**Extracted records**

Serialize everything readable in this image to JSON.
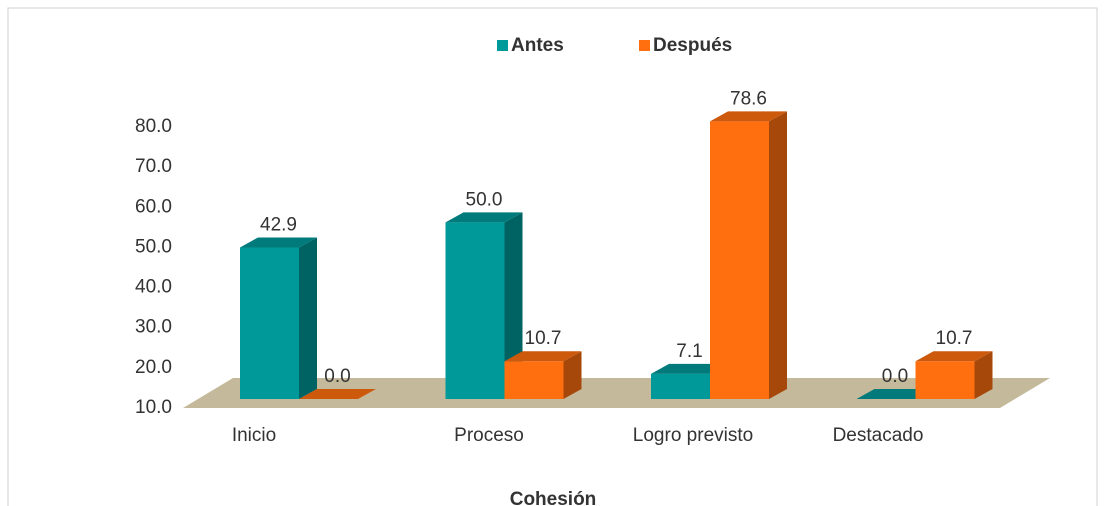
{
  "chart_data": {
    "type": "bar3d",
    "title": "Cohesión",
    "categories": [
      "Inicio",
      "Proceso",
      "Logro previsto",
      "Destacado"
    ],
    "series": [
      {
        "name": "Antes",
        "color": "#009999",
        "values": [
          42.9,
          50.0,
          7.1,
          0.0
        ],
        "value_labels": [
          "42.9",
          "50.0",
          "7.1",
          "0.0"
        ]
      },
      {
        "name": "Después",
        "color": "#ff6f0f",
        "values": [
          0.0,
          10.7,
          78.6,
          10.7
        ],
        "value_labels": [
          "0.0",
          "10.7",
          "78.6",
          "10.7"
        ]
      }
    ],
    "ylim": [
      10,
      80
    ],
    "yticks": [
      {
        "value": 10,
        "label": "10.0"
      },
      {
        "value": 20,
        "label": "20.0"
      },
      {
        "value": 30,
        "label": "30.0"
      },
      {
        "value": 40,
        "label": "40.0"
      },
      {
        "value": 50,
        "label": "50.0"
      },
      {
        "value": 60,
        "label": "60.0"
      },
      {
        "value": 70,
        "label": "70.0"
      },
      {
        "value": 80,
        "label": "80.0"
      }
    ],
    "legend": "top"
  }
}
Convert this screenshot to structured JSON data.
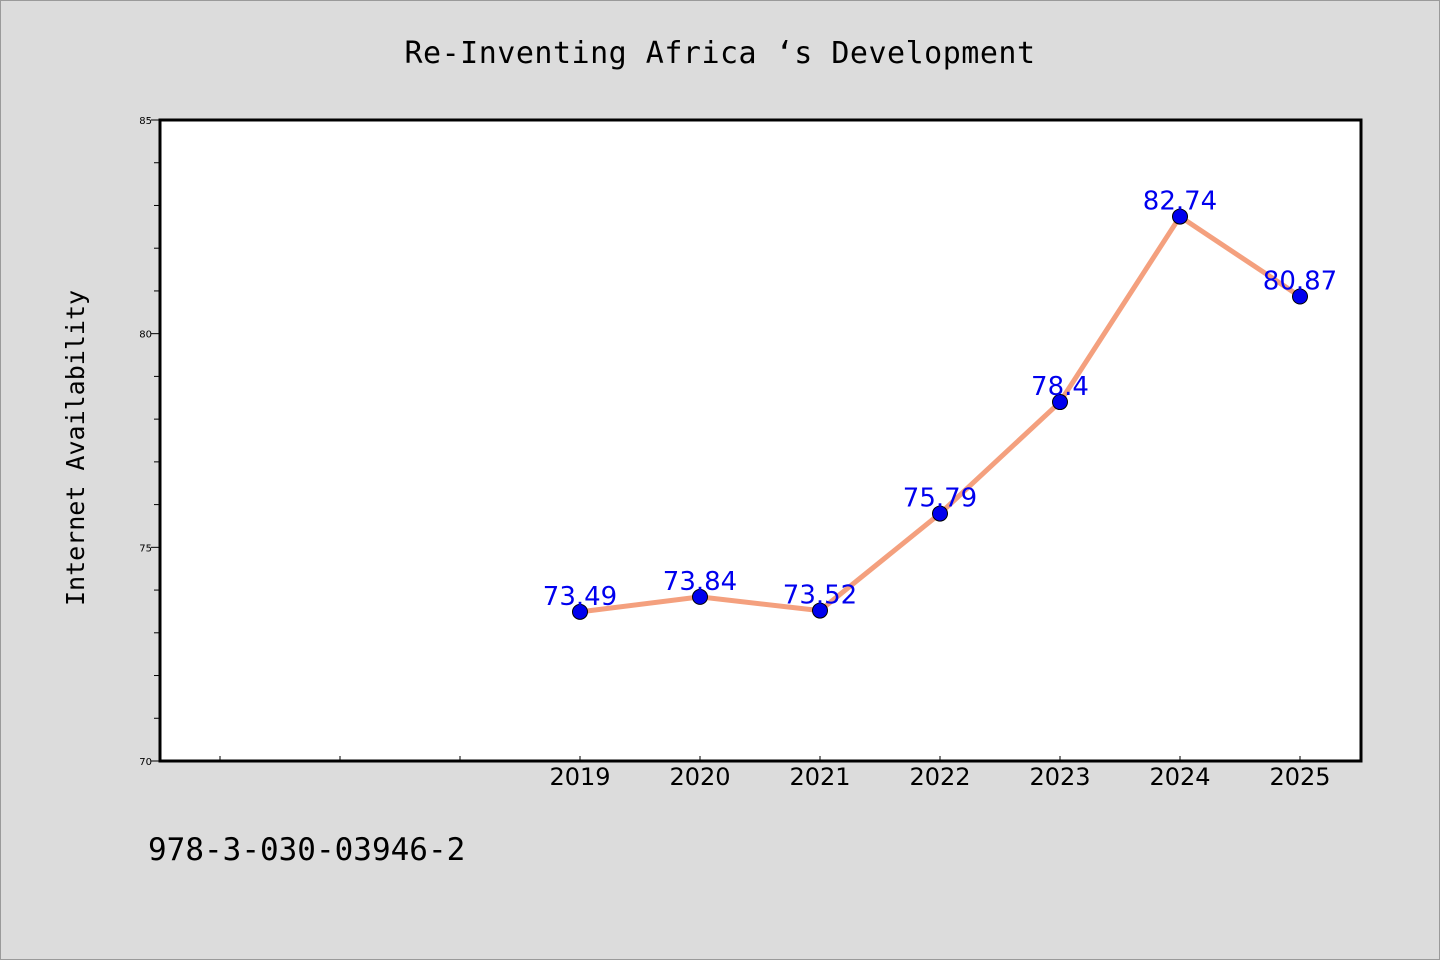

**What to do**
Each line in the data that holds the string "JSON" should be found and copied.

**Task response**
Serialize everything readable in this image to JSON.
Convert this screenshot to structured JSON data.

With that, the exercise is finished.